[DIRECTION]: Copy out all of the material, matching it word for word.

[PROVIDED MATERIAL]:
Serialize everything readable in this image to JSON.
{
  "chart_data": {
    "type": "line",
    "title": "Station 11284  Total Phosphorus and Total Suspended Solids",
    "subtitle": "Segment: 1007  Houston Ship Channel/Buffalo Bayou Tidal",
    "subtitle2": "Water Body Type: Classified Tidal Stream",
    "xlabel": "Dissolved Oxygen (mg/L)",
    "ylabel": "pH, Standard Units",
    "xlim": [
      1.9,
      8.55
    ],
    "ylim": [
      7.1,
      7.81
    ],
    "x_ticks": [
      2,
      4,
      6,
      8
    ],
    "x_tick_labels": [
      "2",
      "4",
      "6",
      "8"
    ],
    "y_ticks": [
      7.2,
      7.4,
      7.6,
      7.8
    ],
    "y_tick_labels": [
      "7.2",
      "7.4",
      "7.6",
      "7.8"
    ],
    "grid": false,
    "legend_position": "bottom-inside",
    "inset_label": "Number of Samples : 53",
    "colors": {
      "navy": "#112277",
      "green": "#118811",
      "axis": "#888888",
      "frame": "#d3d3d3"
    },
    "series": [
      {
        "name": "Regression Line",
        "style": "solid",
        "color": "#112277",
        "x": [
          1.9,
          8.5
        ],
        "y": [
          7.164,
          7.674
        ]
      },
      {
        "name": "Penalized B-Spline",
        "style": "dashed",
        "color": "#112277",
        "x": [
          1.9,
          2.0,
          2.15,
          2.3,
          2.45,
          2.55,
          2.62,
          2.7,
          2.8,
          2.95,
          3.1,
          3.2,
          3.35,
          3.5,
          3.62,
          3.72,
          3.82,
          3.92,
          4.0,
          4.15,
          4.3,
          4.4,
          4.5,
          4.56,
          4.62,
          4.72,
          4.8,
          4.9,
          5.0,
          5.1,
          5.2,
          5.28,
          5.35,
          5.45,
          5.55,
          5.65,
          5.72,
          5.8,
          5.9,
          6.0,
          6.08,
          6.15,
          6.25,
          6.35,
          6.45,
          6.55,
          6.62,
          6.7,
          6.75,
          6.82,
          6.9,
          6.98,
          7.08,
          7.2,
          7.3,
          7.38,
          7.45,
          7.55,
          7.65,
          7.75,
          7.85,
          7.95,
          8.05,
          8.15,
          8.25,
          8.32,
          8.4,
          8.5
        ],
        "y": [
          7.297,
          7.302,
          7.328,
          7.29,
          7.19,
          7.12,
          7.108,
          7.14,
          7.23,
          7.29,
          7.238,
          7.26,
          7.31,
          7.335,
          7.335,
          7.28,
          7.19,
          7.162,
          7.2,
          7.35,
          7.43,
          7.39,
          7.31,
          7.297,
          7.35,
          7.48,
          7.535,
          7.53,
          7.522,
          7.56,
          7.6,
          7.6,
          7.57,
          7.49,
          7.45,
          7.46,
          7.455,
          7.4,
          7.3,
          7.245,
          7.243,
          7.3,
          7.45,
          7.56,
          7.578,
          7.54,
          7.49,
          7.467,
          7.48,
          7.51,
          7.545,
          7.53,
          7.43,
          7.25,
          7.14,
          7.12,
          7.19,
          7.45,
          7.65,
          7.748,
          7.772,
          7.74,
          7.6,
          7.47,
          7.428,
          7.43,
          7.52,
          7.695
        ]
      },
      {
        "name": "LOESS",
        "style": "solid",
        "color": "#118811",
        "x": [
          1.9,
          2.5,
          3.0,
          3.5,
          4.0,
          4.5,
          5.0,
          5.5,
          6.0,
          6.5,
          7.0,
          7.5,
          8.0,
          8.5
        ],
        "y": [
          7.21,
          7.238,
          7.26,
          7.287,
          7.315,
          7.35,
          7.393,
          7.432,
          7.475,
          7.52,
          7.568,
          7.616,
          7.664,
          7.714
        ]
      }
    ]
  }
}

[ANSWER TO THIS EXERCISE]:
Serialize everything readable in this image to JSON.
{
  "chart_data": {
    "type": "line",
    "title": "Station 11284  Total Phosphorus and Total Suspended Solids",
    "subtitle": "Segment: 1007  Houston Ship Channel/Buffalo Bayou Tidal",
    "subtitle2": "Water Body Type: Classified Tidal Stream",
    "xlabel": "Dissolved Oxygen (mg/L)",
    "ylabel": "pH, Standard Units",
    "xlim": [
      1.9,
      8.55
    ],
    "ylim": [
      7.1,
      7.81
    ],
    "x_ticks": [
      2,
      4,
      6,
      8
    ],
    "x_tick_labels": [
      "2",
      "4",
      "6",
      "8"
    ],
    "y_ticks": [
      7.2,
      7.4,
      7.6,
      7.8
    ],
    "y_tick_labels": [
      "7.2",
      "7.4",
      "7.6",
      "7.8"
    ],
    "grid": false,
    "legend_position": "bottom-inside",
    "inset_label": "Number of Samples : 53",
    "colors": {
      "navy": "#112277",
      "green": "#118811",
      "axis": "#888888",
      "frame": "#d3d3d3"
    },
    "series": [
      {
        "name": "Regression Line",
        "style": "solid",
        "color": "#112277",
        "x": [
          1.9,
          8.5
        ],
        "y": [
          7.164,
          7.674
        ]
      },
      {
        "name": "Penalized B-Spline",
        "style": "dashed",
        "color": "#112277",
        "x": [
          1.9,
          2.0,
          2.15,
          2.3,
          2.45,
          2.55,
          2.62,
          2.7,
          2.8,
          2.95,
          3.1,
          3.2,
          3.35,
          3.5,
          3.62,
          3.72,
          3.82,
          3.92,
          4.0,
          4.15,
          4.3,
          4.4,
          4.5,
          4.56,
          4.62,
          4.72,
          4.8,
          4.9,
          5.0,
          5.1,
          5.2,
          5.28,
          5.35,
          5.45,
          5.55,
          5.65,
          5.72,
          5.8,
          5.9,
          6.0,
          6.08,
          6.15,
          6.25,
          6.35,
          6.45,
          6.55,
          6.62,
          6.7,
          6.75,
          6.82,
          6.9,
          6.98,
          7.08,
          7.2,
          7.3,
          7.38,
          7.45,
          7.55,
          7.65,
          7.75,
          7.85,
          7.95,
          8.05,
          8.15,
          8.25,
          8.32,
          8.4,
          8.5
        ],
        "y": [
          7.297,
          7.302,
          7.328,
          7.29,
          7.19,
          7.12,
          7.108,
          7.14,
          7.23,
          7.29,
          7.238,
          7.26,
          7.31,
          7.335,
          7.335,
          7.28,
          7.19,
          7.162,
          7.2,
          7.35,
          7.43,
          7.39,
          7.31,
          7.297,
          7.35,
          7.48,
          7.535,
          7.53,
          7.522,
          7.56,
          7.6,
          7.6,
          7.57,
          7.49,
          7.45,
          7.46,
          7.455,
          7.4,
          7.3,
          7.245,
          7.243,
          7.3,
          7.45,
          7.56,
          7.578,
          7.54,
          7.49,
          7.467,
          7.48,
          7.51,
          7.545,
          7.53,
          7.43,
          7.25,
          7.14,
          7.12,
          7.19,
          7.45,
          7.65,
          7.748,
          7.772,
          7.74,
          7.6,
          7.47,
          7.428,
          7.43,
          7.52,
          7.695
        ]
      },
      {
        "name": "LOESS",
        "style": "solid",
        "color": "#118811",
        "x": [
          1.9,
          2.5,
          3.0,
          3.5,
          4.0,
          4.5,
          5.0,
          5.5,
          6.0,
          6.5,
          7.0,
          7.5,
          8.0,
          8.5
        ],
        "y": [
          7.21,
          7.238,
          7.26,
          7.287,
          7.315,
          7.35,
          7.393,
          7.432,
          7.475,
          7.52,
          7.568,
          7.616,
          7.664,
          7.714
        ]
      }
    ]
  }
}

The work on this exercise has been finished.